GIVEN INSTRUCTION — Check the listing below for lines that hold "this". How many are there? Please give only the number.

--*--

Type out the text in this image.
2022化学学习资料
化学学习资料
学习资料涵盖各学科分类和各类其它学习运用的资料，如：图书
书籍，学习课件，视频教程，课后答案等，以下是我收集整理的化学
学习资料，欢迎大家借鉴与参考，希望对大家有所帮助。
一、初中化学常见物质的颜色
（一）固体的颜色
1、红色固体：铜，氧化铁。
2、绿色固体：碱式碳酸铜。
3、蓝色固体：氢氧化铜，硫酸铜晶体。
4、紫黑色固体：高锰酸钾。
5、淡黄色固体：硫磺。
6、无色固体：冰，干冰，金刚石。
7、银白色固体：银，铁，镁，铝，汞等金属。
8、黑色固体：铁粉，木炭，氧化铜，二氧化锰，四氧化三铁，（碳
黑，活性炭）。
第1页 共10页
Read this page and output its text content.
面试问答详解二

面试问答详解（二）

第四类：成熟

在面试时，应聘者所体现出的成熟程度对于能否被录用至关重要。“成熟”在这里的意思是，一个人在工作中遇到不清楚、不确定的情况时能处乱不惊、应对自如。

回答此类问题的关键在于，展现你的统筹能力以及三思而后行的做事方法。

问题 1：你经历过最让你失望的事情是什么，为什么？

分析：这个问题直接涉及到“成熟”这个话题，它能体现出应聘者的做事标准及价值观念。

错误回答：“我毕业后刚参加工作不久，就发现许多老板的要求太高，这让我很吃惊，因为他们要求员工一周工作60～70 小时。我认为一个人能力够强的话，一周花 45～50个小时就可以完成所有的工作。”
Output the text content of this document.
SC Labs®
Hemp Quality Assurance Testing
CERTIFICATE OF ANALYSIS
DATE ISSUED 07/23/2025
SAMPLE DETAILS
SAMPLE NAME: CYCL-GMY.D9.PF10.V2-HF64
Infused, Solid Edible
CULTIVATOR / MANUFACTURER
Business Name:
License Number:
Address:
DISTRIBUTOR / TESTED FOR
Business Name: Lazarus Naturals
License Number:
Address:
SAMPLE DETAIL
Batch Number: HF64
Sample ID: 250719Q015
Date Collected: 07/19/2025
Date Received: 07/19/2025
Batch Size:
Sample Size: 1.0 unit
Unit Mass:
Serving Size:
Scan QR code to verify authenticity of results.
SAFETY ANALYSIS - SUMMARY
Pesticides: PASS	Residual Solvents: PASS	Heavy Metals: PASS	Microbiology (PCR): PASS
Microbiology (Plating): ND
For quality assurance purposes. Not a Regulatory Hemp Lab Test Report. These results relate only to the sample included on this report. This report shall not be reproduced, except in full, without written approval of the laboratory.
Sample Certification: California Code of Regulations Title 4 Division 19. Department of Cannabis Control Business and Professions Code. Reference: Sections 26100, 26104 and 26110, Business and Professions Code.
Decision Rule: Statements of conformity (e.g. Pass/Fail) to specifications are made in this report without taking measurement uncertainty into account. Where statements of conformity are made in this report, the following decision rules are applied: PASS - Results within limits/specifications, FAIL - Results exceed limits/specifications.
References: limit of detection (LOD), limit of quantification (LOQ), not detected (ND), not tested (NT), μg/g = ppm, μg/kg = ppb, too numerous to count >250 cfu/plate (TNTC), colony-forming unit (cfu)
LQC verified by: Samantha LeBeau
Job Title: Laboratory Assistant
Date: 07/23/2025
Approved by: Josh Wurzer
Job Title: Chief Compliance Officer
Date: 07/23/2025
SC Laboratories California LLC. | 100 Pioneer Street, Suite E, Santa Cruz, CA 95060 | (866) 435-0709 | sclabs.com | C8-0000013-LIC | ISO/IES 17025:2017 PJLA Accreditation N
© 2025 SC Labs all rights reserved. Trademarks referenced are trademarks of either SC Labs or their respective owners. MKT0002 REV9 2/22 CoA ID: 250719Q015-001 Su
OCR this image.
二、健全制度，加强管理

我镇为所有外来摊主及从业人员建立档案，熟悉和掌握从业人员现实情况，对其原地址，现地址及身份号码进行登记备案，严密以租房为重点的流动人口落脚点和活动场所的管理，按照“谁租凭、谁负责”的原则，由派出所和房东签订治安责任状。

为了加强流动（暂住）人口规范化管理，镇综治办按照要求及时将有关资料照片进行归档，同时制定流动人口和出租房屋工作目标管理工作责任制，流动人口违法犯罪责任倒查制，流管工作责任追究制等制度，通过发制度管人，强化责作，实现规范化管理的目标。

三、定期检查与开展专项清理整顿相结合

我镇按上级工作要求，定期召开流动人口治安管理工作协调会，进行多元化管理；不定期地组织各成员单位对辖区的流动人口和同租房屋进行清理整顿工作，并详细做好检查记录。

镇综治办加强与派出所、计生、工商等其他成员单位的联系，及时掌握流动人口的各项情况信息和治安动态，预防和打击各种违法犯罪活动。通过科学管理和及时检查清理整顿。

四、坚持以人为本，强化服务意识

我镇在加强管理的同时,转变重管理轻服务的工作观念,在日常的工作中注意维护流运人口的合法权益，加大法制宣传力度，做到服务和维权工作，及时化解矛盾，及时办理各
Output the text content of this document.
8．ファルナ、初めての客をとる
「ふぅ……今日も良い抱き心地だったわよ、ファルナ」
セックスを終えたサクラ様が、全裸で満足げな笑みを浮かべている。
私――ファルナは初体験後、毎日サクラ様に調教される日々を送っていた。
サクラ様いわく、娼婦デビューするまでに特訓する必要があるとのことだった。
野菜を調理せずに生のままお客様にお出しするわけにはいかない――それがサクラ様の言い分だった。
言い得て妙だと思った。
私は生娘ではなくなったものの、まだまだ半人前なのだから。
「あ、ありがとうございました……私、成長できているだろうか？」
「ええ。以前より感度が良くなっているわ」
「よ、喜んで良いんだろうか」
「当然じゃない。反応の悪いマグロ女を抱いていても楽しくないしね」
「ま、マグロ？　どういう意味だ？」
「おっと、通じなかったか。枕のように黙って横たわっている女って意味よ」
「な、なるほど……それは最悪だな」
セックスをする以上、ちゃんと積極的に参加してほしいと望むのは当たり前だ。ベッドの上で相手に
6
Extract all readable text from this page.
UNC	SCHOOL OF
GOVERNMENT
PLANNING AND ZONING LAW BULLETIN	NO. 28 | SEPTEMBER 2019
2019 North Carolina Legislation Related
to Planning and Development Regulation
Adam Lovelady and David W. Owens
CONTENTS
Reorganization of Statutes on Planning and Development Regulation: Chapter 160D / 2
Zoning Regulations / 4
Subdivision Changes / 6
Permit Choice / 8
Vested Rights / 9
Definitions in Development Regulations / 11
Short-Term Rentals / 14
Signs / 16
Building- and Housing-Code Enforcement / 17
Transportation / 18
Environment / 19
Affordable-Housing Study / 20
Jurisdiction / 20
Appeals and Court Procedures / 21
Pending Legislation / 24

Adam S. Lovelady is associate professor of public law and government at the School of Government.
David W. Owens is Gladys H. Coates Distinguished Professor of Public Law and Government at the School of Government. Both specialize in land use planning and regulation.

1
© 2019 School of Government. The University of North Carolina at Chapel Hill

--*--

TASK RESPONSE — 8